**DOCUMENT PASSAGE:**
__________________________________________________
This guide helped me execute my screen replacement flawlessly! Thank you!

Mike Ross -

Will Face ID work? Or will it be bricked completely with a replacement screen. Will it work if I clone the data using the chip cloner?

Ethan V -

Hi Ethan,

If you successfully transferred over the front-facing sensor assembly to the new screen, Face ID will work!

Arthur Shi -

Thanks for the write up. Helped me to replace the screen on my partner’s phone.

Neil -

I have to say that I went into this one feeling pretty pessimistic, but figured I could live with a busted phone and an additional $120 for a display as my worst case scenario. So, when I turned it on and everything worked as new? Well howdy doo! These instructions were excellent. THANK YOU!

J Olin -

What kind of screwdriver I need for the 2 screws in the front

colin17harris -

Thank you! I have been using ifixit for years. Repair went great!
__________________________________________________
**DATASET EXTRACT:**
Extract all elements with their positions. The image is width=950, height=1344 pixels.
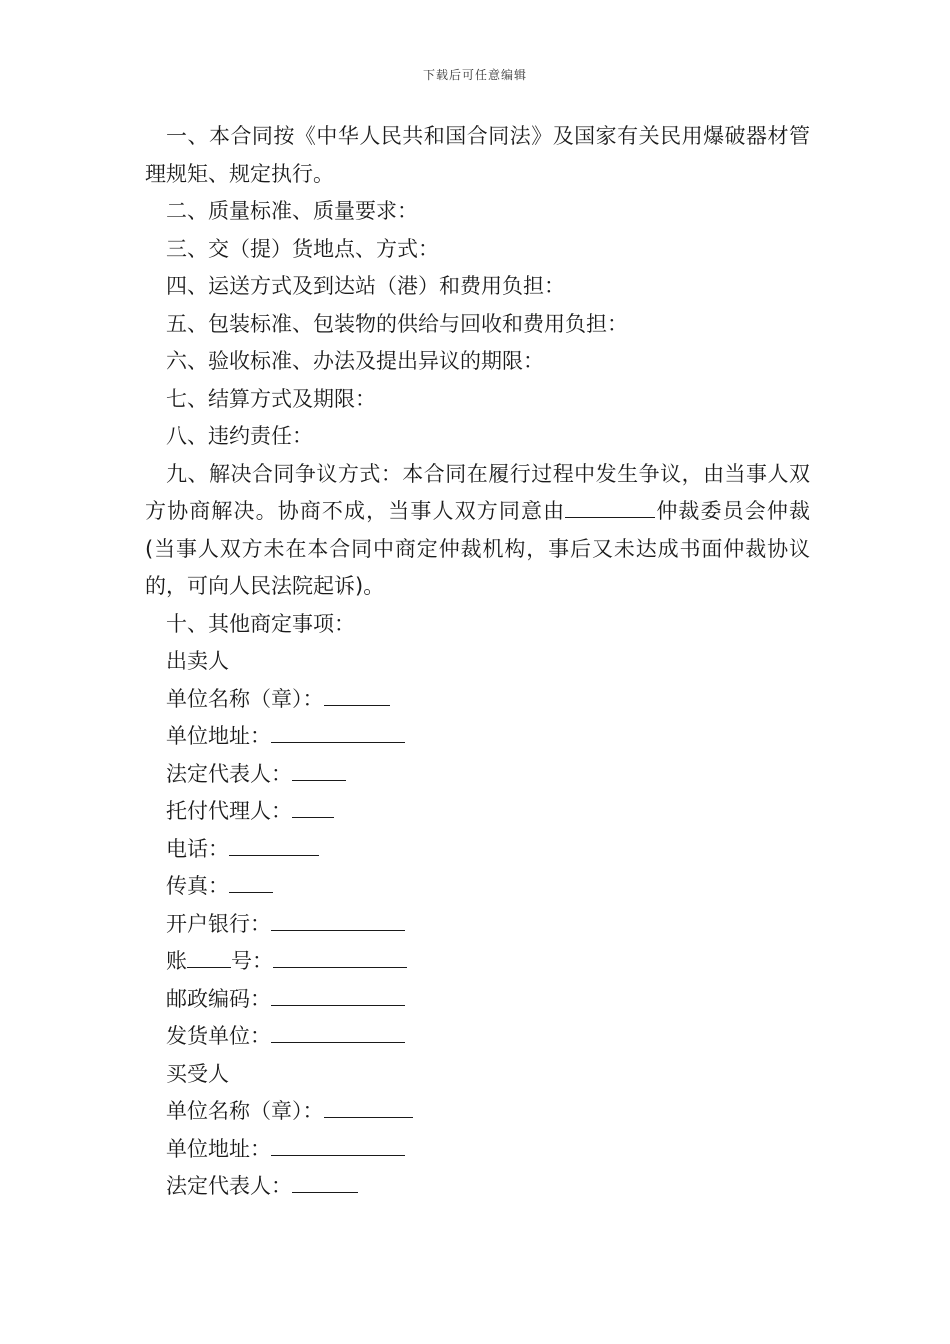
__________________________________________________
**INSTRUCTIONS:**
a. Using the screen replacement comments, decide whether each statement agrees with the text, answering yes or no and quoting the deciding words: (i) One commenter used the guide to replace the screen on a partner's phone. (ii) Face ID will work if the front-facing sensor assembly is transferred to the new screen. (iii) One commenter named $200 as the extra cost of a display.
b. In the screen replacement comments, how long has one commenter been using ifixit?
c. Copy the passage of the screen replacement comments that starts at "If you successfully" and ends at "my partner’s phone.".
The material comes from a different source than the text.

**FULL ANSWERS:**
a.
(i) Yes: "Helped me to replace the screen on my partner’s phone."
(ii) Yes: "If you successfully transferred over the front-facing sensor assembly to the new screen, Face ID will work!"
(iii) No: "an additional $120 for a display"

b. For years.

c.
If you successfully transferred over the front-facing sensor assembly to the new screen, Face ID will work!

Arthur Shi -

Thanks for the write up. Helped me to replace the screen on my partner’s phone.